▶ [Set task] What is the number of lines containing the word "with"? Give that number alone.

▶ [Data shown]

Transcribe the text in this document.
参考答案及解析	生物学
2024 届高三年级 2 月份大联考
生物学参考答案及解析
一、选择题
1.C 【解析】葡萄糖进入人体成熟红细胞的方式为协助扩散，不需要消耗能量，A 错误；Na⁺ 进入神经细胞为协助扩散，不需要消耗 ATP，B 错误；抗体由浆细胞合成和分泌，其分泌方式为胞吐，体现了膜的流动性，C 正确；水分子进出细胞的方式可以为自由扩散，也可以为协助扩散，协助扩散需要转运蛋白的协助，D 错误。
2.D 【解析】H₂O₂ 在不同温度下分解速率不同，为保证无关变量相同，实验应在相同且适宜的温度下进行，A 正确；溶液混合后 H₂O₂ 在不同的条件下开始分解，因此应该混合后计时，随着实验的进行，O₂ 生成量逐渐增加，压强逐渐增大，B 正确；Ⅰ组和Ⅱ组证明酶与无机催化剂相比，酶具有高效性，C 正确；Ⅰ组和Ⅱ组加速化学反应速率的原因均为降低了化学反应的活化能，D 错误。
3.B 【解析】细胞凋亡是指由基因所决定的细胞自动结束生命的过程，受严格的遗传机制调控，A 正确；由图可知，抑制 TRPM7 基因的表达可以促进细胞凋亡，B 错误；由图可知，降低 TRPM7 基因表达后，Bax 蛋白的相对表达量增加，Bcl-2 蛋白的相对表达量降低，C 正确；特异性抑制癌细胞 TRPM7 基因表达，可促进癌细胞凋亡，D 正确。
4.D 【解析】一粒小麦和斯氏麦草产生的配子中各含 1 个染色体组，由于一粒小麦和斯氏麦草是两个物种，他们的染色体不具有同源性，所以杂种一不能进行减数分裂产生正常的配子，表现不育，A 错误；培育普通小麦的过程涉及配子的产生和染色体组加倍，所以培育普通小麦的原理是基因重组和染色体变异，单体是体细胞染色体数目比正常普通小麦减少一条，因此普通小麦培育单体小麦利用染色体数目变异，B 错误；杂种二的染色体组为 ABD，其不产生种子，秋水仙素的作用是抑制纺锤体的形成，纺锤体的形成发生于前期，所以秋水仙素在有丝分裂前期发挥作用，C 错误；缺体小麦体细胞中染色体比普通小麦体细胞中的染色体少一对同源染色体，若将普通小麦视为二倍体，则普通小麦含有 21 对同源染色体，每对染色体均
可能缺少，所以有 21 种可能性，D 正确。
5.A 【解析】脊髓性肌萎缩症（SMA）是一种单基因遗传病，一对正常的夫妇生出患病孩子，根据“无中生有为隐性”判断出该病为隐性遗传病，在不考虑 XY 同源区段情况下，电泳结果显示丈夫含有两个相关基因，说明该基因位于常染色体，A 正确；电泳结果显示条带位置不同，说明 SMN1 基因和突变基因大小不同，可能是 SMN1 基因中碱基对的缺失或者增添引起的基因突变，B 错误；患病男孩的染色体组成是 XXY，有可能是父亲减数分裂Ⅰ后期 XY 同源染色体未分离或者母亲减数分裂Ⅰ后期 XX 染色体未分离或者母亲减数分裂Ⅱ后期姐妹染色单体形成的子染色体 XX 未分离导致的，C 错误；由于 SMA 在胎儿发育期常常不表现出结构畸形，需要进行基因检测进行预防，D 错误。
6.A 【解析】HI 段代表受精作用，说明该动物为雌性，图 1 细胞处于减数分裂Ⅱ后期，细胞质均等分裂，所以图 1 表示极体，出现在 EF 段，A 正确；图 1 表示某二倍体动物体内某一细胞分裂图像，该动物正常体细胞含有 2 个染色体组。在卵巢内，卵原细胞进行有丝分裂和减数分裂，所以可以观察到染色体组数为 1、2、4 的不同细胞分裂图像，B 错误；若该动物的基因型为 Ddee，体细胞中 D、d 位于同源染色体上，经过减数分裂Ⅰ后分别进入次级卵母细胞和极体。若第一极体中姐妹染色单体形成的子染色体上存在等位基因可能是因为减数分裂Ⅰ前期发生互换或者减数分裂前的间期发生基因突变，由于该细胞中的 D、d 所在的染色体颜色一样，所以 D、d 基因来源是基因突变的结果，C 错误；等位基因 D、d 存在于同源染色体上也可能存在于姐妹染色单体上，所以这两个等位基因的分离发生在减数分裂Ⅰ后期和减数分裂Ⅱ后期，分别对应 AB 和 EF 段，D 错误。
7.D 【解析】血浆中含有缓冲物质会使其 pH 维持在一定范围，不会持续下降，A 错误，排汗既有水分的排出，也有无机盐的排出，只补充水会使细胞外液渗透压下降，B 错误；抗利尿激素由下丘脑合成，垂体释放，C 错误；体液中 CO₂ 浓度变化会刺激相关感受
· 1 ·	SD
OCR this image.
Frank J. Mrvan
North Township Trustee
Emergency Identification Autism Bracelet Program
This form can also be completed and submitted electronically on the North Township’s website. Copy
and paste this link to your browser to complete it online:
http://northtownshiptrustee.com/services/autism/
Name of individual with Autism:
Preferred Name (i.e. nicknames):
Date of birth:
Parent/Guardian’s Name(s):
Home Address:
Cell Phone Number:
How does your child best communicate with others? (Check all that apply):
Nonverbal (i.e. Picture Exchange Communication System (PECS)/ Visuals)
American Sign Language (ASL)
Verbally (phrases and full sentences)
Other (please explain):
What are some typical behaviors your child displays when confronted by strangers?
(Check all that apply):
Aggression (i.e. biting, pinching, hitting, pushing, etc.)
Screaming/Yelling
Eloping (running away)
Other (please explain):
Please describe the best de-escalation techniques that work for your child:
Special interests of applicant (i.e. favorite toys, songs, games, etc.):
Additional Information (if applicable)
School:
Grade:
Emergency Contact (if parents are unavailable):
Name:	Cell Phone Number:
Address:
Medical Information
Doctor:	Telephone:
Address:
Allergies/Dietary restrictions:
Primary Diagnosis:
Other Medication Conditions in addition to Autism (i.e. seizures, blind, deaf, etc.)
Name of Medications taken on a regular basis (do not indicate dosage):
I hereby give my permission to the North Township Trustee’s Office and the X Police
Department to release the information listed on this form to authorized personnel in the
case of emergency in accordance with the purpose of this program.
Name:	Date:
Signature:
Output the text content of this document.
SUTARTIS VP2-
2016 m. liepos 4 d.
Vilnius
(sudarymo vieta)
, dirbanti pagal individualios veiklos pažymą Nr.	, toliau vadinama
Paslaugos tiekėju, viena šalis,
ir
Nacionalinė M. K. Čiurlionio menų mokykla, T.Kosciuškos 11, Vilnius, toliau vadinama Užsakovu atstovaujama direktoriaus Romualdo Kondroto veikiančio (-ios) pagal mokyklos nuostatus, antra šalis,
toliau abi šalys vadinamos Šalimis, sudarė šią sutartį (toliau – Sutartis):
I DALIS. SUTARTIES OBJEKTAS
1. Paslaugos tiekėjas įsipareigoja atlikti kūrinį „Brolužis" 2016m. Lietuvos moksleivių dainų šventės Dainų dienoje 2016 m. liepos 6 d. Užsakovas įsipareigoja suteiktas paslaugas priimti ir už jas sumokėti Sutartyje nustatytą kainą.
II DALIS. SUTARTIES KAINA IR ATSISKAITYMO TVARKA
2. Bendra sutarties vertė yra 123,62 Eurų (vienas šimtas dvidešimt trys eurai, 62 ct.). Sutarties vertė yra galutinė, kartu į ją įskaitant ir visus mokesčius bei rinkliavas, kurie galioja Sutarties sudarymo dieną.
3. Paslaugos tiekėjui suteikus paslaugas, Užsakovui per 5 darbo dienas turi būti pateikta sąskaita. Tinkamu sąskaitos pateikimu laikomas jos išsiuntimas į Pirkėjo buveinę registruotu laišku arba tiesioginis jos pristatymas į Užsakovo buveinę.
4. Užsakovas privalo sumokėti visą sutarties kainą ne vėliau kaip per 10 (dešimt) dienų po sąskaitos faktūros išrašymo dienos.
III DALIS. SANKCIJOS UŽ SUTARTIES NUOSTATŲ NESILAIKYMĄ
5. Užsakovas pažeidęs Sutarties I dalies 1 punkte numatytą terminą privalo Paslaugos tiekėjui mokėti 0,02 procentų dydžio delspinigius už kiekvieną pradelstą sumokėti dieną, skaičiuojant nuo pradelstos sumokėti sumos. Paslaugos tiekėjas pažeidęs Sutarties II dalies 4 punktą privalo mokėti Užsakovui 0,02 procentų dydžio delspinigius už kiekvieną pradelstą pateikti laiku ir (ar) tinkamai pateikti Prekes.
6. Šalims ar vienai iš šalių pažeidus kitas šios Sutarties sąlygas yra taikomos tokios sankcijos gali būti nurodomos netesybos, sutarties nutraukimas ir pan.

▶ [Answer for the task] 3